→ **WHAT THIS TASK INVOLVES**
Exact repetition is required: output every record in full.

→ **SUPPLIED INFORMATION**

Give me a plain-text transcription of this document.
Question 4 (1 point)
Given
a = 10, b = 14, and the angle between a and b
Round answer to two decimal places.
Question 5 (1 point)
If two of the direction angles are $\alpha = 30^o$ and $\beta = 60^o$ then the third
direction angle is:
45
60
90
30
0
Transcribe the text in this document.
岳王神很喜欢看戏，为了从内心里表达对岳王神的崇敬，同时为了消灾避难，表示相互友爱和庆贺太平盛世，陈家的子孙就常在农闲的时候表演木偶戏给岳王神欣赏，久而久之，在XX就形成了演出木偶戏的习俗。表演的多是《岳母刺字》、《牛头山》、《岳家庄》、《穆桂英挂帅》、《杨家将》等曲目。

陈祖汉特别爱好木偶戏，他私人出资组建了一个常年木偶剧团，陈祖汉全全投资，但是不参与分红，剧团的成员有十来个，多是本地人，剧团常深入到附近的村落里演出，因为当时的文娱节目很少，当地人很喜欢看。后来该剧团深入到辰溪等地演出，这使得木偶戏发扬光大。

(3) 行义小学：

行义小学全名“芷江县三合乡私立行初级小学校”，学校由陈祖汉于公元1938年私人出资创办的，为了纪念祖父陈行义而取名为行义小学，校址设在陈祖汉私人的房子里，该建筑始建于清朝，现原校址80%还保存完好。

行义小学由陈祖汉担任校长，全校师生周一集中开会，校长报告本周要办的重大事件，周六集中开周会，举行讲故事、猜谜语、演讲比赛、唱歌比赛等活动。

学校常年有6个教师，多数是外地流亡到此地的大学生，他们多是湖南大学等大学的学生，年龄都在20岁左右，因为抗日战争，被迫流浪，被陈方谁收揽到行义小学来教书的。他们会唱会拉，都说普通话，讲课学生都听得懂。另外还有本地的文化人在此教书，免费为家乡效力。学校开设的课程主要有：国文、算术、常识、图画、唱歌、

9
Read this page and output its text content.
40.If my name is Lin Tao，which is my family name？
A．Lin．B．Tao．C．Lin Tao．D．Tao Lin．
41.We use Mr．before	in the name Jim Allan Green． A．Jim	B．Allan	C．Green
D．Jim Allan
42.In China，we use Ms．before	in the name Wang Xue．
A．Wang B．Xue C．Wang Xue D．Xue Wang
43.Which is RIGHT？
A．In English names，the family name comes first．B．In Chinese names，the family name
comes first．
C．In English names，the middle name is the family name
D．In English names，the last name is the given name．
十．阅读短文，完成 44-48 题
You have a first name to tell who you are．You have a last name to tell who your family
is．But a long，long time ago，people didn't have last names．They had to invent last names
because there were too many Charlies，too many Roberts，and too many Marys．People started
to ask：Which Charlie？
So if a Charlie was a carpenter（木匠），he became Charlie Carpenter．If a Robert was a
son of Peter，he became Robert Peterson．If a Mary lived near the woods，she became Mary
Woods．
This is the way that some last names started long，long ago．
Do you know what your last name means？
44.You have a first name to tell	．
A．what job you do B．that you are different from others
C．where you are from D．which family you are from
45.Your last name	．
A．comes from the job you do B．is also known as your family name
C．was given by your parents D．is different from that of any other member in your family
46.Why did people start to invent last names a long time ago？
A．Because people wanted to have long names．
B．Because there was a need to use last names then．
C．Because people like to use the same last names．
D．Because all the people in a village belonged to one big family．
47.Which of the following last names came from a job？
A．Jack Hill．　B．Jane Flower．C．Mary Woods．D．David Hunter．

→ **IN RESPONSE**
Give me a plain-text transcription of this document.
Question 4 (1 point)
Given
a = 10, b = 14, and the angle between a and b
Round answer to two decimal places.
Question 5 (1 point)
If two of the direction angles are $\alpha = 30^o$ and $\beta = 60^o$ then the third
direction angle is:
45
60
90
30
0
Transcribe the text in this document.
岳王神很喜欢看戏，为了从内心里表达对岳王神的崇敬，同时为了消灾避难，表示相互友爱和庆贺太平盛世，陈家的子孙就常在农闲的时候表演木偶戏给岳王神欣赏，久而久之，在XX就形成了演出木偶戏的习俗。表演的多是《岳母刺字》、《牛头山》、《岳家庄》、《穆桂英挂帅》、《杨家将》等曲目。

陈祖汉特别爱好木偶戏，他私人出资组建了一个常年木偶剧团，陈祖汉全全投资，但是不参与分红，剧团的成员有十来个，多是本地人，剧团常深入到附近的村落里演出，因为当时的文娱节目很少，当地人很喜欢看。后来该剧团深入到辰溪等地演出，这使得木偶戏发扬光大。

(3) 行义小学：

行义小学全名“芷江县三合乡私立行初级小学校”，学校由陈祖汉于公元1938年私人出资创办的，为了纪念祖父陈行义而取名为行义小学，校址设在陈祖汉私人的房子里，该建筑始建于清朝，现原校址80%还保存完好。

行义小学由陈祖汉担任校长，全校师生周一集中开会，校长报告本周要办的重大事件，周六集中开周会，举行讲故事、猜谜语、演讲比赛、唱歌比赛等活动。

学校常年有6个教师，多数是外地流亡到此地的大学生，他们多是湖南大学等大学的学生，年龄都在20岁左右，因为抗日战争，被迫流浪，被陈方谁收揽到行义小学来教书的。他们会唱会拉，都说普通话，讲课学生都听得懂。另外还有本地的文化人在此教书，免费为家乡效力。学校开设的课程主要有：国文、算术、常识、图画、唱歌、

9
Read this page and output its text content.
40.If my name is Lin Tao，which is my family name？
A．Lin．B．Tao．C．Lin Tao．D．Tao Lin．
41.We use Mr．before	in the name Jim Allan Green． A．Jim	B．Allan	C．Green
D．Jim Allan
42.In China，we use Ms．before	in the name Wang Xue．
A．Wang B．Xue C．Wang Xue D．Xue Wang
43.Which is RIGHT？
A．In English names，the family name comes first．B．In Chinese names，the family name
comes first．
C．In English names，the middle name is the family name
D．In English names，the last name is the given name．
十．阅读短文，完成 44-48 题
You have a first name to tell who you are．You have a last name to tell who your family
is．But a long，long time ago，people didn't have last names．They had to invent last names
because there were too many Charlies，too many Roberts，and too many Marys．People started
to ask：Which Charlie？
So if a Charlie was a carpenter（木匠），he became Charlie Carpenter．If a Robert was a
son of Peter，he became Robert Peterson．If a Mary lived near the woods，she became Mary
Woods．
This is the way that some last names started long，long ago．
Do you know what your last name means？
44.You have a first name to tell	．
A．what job you do B．that you are different from others
C．where you are from D．which family you are from
45.Your last name	．
A．comes from the job you do B．is also known as your family name
C．was given by your parents D．is different from that of any other member in your family
46.Why did people start to invent last names a long time ago？
A．Because people wanted to have long names．
B．Because there was a need to use last names then．
C．Because people like to use the same last names．
D．Because all the people in a village belonged to one big family．
47.Which of the following last names came from a job？
A．Jack Hill．　B．Jane Flower．C．Mary Woods．D．David Hunter．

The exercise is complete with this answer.